Exercise instructions:
Leave out the pictures and return every entry exactly as it appears.

Records about charts and figures:
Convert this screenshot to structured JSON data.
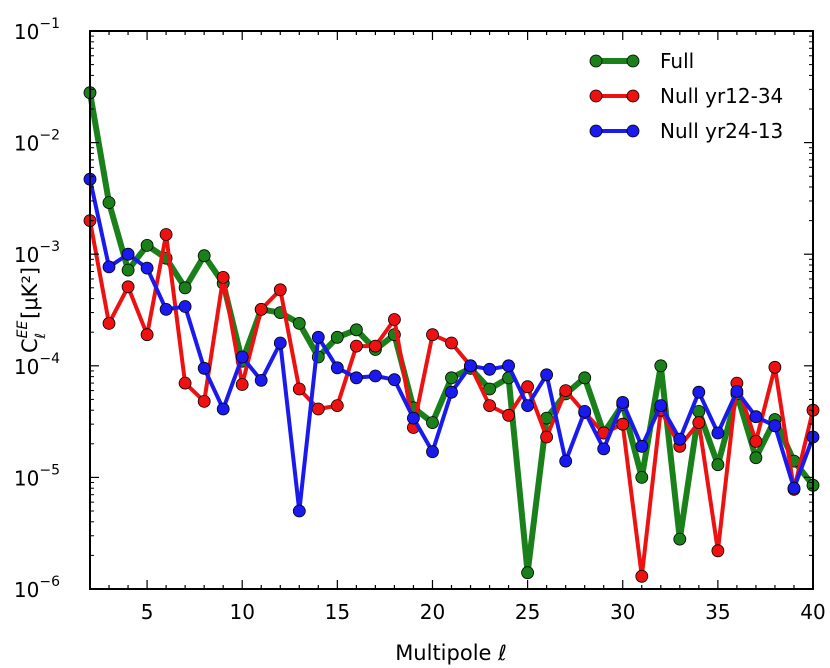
{
  "chart_data": {
    "type": "line",
    "xlabel": "Multipole ℓ",
    "ylabel": "C",
    "ylabel_sup": "EE",
    "ylabel_sub": "ℓ",
    "ylabel_unit": "[μK²]",
    "xlim": [
      2,
      40
    ],
    "ylim": [
      1e-06,
      0.1
    ],
    "yscale": "log",
    "x_ticks": [
      5,
      10,
      15,
      20,
      25,
      30,
      35,
      40
    ],
    "y_ticks": [
      {
        "value": 1e-06,
        "base": "10",
        "exp": "−6"
      },
      {
        "value": 1e-05,
        "base": "10",
        "exp": "−5"
      },
      {
        "value": 0.0001,
        "base": "10",
        "exp": "−4"
      },
      {
        "value": 0.001,
        "base": "10",
        "exp": "−3"
      },
      {
        "value": 0.01,
        "base": "10",
        "exp": "−2"
      },
      {
        "value": 0.1,
        "base": "10",
        "exp": "−1"
      }
    ],
    "grid": false,
    "legend_position": "top-right",
    "x": [
      2,
      3,
      4,
      5,
      6,
      7,
      8,
      9,
      10,
      11,
      12,
      13,
      14,
      15,
      16,
      17,
      18,
      19,
      20,
      21,
      22,
      23,
      24,
      25,
      26,
      27,
      28,
      29,
      30,
      31,
      32,
      33,
      34,
      35,
      36,
      37,
      38,
      39,
      40
    ],
    "series": [
      {
        "name": "Full",
        "color": "#1a801a",
        "values": [
          0.028,
          0.0029,
          0.00072,
          0.0012,
          0.00092,
          0.0005,
          0.00097,
          0.00055,
          0.00011,
          0.00032,
          0.0003,
          0.00024,
          0.00012,
          0.00018,
          0.00021,
          0.00014,
          0.00019,
          4.2e-05,
          3.1e-05,
          7.8e-05,
          9.5e-05,
          6.2e-05,
          7.8e-05,
          1.4e-06,
          3.4e-05,
          5.6e-05,
          7.8e-05,
          2.5e-05,
          4.5e-05,
          1e-05,
          0.0001,
          2.8e-06,
          3.9e-05,
          1.3e-05,
          5.6e-05,
          1.5e-05,
          3.3e-05,
          1.4e-05,
          8.5e-06
        ]
      },
      {
        "name": "Null yr12-34",
        "color": "#ee1111",
        "values": [
          0.002,
          0.00024,
          0.00051,
          0.00019,
          0.0015,
          7e-05,
          4.8e-05,
          0.00062,
          6.8e-05,
          0.00032,
          0.00048,
          6.2e-05,
          4.1e-05,
          4.4e-05,
          0.00015,
          0.00015,
          0.00026,
          2.8e-05,
          0.00019,
          0.00016,
          0.0001,
          4.4e-05,
          3.6e-05,
          6.5e-05,
          2.3e-05,
          6e-05,
          3.8e-05,
          2.5e-05,
          3e-05,
          1.3e-06,
          4e-05,
          1.9e-05,
          3.1e-05,
          2.2e-06,
          7e-05,
          2.1e-05,
          9.7e-05,
          7.8e-06,
          4e-05
        ]
      },
      {
        "name": "Null yr24-13",
        "color": "#1a1aee",
        "values": [
          0.0047,
          0.00077,
          0.001,
          0.00075,
          0.00032,
          0.00034,
          9.5e-05,
          4.1e-05,
          0.00012,
          7.4e-05,
          0.00016,
          5e-06,
          0.00018,
          9.6e-05,
          7.8e-05,
          8.1e-05,
          7.5e-05,
          3.4e-05,
          1.7e-05,
          5.8e-05,
          0.0001,
          9.3e-05,
          0.0001,
          4.4e-05,
          8.3e-05,
          1.4e-05,
          3.9e-05,
          1.8e-05,
          4.7e-05,
          1.9e-05,
          4.4e-05,
          2.2e-05,
          5.8e-05,
          2.5e-05,
          5.9e-05,
          3.5e-05,
          2.9e-05,
          8e-06,
          2.3e-05
        ]
      }
    ]
  }
}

In response:
Convert this screenshot to structured JSON data.
{
  "chart_data": {
    "type": "line",
    "xlabel": "Multipole ℓ",
    "ylabel": "C",
    "ylabel_sup": "EE",
    "ylabel_sub": "ℓ",
    "ylabel_unit": "[μK²]",
    "xlim": [
      2,
      40
    ],
    "ylim": [
      1e-06,
      0.1
    ],
    "yscale": "log",
    "x_ticks": [
      5,
      10,
      15,
      20,
      25,
      30,
      35,
      40
    ],
    "y_ticks": [
      {
        "value": 1e-06,
        "base": "10",
        "exp": "−6"
      },
      {
        "value": 1e-05,
        "base": "10",
        "exp": "−5"
      },
      {
        "value": 0.0001,
        "base": "10",
        "exp": "−4"
      },
      {
        "value": 0.001,
        "base": "10",
        "exp": "−3"
      },
      {
        "value": 0.01,
        "base": "10",
        "exp": "−2"
      },
      {
        "value": 0.1,
        "base": "10",
        "exp": "−1"
      }
    ],
    "grid": false,
    "legend_position": "top-right",
    "x": [
      2,
      3,
      4,
      5,
      6,
      7,
      8,
      9,
      10,
      11,
      12,
      13,
      14,
      15,
      16,
      17,
      18,
      19,
      20,
      21,
      22,
      23,
      24,
      25,
      26,
      27,
      28,
      29,
      30,
      31,
      32,
      33,
      34,
      35,
      36,
      37,
      38,
      39,
      40
    ],
    "series": [
      {
        "name": "Full",
        "color": "#1a801a",
        "values": [
          0.028,
          0.0029,
          0.00072,
          0.0012,
          0.00092,
          0.0005,
          0.00097,
          0.00055,
          0.00011,
          0.00032,
          0.0003,
          0.00024,
          0.00012,
          0.00018,
          0.00021,
          0.00014,
          0.00019,
          4.2e-05,
          3.1e-05,
          7.8e-05,
          9.5e-05,
          6.2e-05,
          7.8e-05,
          1.4e-06,
          3.4e-05,
          5.6e-05,
          7.8e-05,
          2.5e-05,
          4.5e-05,
          1e-05,
          0.0001,
          2.8e-06,
          3.9e-05,
          1.3e-05,
          5.6e-05,
          1.5e-05,
          3.3e-05,
          1.4e-05,
          8.5e-06
        ]
      },
      {
        "name": "Null yr12-34",
        "color": "#ee1111",
        "values": [
          0.002,
          0.00024,
          0.00051,
          0.00019,
          0.0015,
          7e-05,
          4.8e-05,
          0.00062,
          6.8e-05,
          0.00032,
          0.00048,
          6.2e-05,
          4.1e-05,
          4.4e-05,
          0.00015,
          0.00015,
          0.00026,
          2.8e-05,
          0.00019,
          0.00016,
          0.0001,
          4.4e-05,
          3.6e-05,
          6.5e-05,
          2.3e-05,
          6e-05,
          3.8e-05,
          2.5e-05,
          3e-05,
          1.3e-06,
          4e-05,
          1.9e-05,
          3.1e-05,
          2.2e-06,
          7e-05,
          2.1e-05,
          9.7e-05,
          7.8e-06,
          4e-05
        ]
      },
      {
        "name": "Null yr24-13",
        "color": "#1a1aee",
        "values": [
          0.0047,
          0.00077,
          0.001,
          0.00075,
          0.00032,
          0.00034,
          9.5e-05,
          4.1e-05,
          0.00012,
          7.4e-05,
          0.00016,
          5e-06,
          0.00018,
          9.6e-05,
          7.8e-05,
          8.1e-05,
          7.5e-05,
          3.4e-05,
          1.7e-05,
          5.8e-05,
          0.0001,
          9.3e-05,
          0.0001,
          4.4e-05,
          8.3e-05,
          1.4e-05,
          3.9e-05,
          1.8e-05,
          4.7e-05,
          1.9e-05,
          4.4e-05,
          2.2e-05,
          5.8e-05,
          2.5e-05,
          5.9e-05,
          3.5e-05,
          2.9e-05,
          8e-06,
          2.3e-05
        ]
      }
    ]
  }
}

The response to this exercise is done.